• [WRITTEN TASK]: Your task is to copy each line that has the word "message".

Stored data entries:
☆ ☆ ☆ ☆ ☆ ☆ ☆

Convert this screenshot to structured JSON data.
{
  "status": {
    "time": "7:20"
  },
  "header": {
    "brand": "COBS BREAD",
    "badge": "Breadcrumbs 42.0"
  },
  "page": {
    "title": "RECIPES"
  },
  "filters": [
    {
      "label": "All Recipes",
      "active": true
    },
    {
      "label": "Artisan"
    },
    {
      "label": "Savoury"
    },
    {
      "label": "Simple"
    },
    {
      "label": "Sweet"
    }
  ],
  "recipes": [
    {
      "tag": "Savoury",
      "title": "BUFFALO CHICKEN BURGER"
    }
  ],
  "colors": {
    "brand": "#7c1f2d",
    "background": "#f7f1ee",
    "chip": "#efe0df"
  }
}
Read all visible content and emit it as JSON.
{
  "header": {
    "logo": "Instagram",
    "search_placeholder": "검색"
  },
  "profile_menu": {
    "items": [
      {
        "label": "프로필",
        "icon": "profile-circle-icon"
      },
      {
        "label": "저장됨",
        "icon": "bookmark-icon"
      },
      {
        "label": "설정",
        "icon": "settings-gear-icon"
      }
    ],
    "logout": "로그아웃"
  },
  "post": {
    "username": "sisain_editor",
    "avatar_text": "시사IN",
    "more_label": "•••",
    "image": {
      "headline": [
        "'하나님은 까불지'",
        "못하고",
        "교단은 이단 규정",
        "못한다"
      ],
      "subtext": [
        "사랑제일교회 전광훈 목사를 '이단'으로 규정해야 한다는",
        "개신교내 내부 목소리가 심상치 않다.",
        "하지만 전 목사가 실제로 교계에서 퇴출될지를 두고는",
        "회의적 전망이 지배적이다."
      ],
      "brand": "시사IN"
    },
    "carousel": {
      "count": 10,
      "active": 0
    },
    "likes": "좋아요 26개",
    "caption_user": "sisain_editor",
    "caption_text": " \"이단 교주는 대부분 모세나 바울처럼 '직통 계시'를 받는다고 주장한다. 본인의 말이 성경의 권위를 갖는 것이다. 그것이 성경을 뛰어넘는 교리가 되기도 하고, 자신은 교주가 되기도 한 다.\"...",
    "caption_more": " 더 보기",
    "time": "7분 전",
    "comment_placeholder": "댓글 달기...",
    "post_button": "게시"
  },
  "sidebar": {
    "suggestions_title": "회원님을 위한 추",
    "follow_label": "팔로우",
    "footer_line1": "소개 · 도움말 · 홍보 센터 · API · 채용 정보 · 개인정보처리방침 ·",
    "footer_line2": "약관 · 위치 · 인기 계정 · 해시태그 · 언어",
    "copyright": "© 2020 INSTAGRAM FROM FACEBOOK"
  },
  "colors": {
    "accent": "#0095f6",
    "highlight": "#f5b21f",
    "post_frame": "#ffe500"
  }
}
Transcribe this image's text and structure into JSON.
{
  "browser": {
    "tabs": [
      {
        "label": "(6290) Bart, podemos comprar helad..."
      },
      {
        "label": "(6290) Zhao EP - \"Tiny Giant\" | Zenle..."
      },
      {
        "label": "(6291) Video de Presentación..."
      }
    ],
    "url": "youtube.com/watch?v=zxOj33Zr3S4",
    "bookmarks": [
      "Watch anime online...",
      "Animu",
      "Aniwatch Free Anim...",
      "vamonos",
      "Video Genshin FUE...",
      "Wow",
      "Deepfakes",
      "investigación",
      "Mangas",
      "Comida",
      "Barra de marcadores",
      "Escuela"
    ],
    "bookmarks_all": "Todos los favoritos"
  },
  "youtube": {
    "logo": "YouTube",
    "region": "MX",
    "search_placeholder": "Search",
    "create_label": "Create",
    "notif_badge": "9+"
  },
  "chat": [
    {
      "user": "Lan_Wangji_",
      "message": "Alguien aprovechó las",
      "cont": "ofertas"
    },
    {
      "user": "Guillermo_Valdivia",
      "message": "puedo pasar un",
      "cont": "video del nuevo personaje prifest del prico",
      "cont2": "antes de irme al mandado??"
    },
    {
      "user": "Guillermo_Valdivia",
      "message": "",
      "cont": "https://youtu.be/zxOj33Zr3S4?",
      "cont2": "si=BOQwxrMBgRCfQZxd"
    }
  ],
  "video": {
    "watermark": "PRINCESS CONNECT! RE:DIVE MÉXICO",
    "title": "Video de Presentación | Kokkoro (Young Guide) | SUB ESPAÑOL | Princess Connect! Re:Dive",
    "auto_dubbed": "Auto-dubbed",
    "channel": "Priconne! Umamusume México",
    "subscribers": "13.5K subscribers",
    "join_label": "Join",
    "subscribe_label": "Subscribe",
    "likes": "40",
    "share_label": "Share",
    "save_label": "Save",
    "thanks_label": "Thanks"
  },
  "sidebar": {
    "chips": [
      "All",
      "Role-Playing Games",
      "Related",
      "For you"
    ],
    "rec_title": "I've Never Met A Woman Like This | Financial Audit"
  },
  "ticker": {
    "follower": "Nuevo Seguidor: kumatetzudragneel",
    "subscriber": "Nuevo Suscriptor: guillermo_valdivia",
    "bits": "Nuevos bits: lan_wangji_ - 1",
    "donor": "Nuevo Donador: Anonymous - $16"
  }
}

☆ ☆ ☆ ☆ ☆ ☆ ☆

• [EXERCISE RESULT]:
      "message": "Alguien aprovechó las",
      "message": "puedo pasar un",
      "message": "",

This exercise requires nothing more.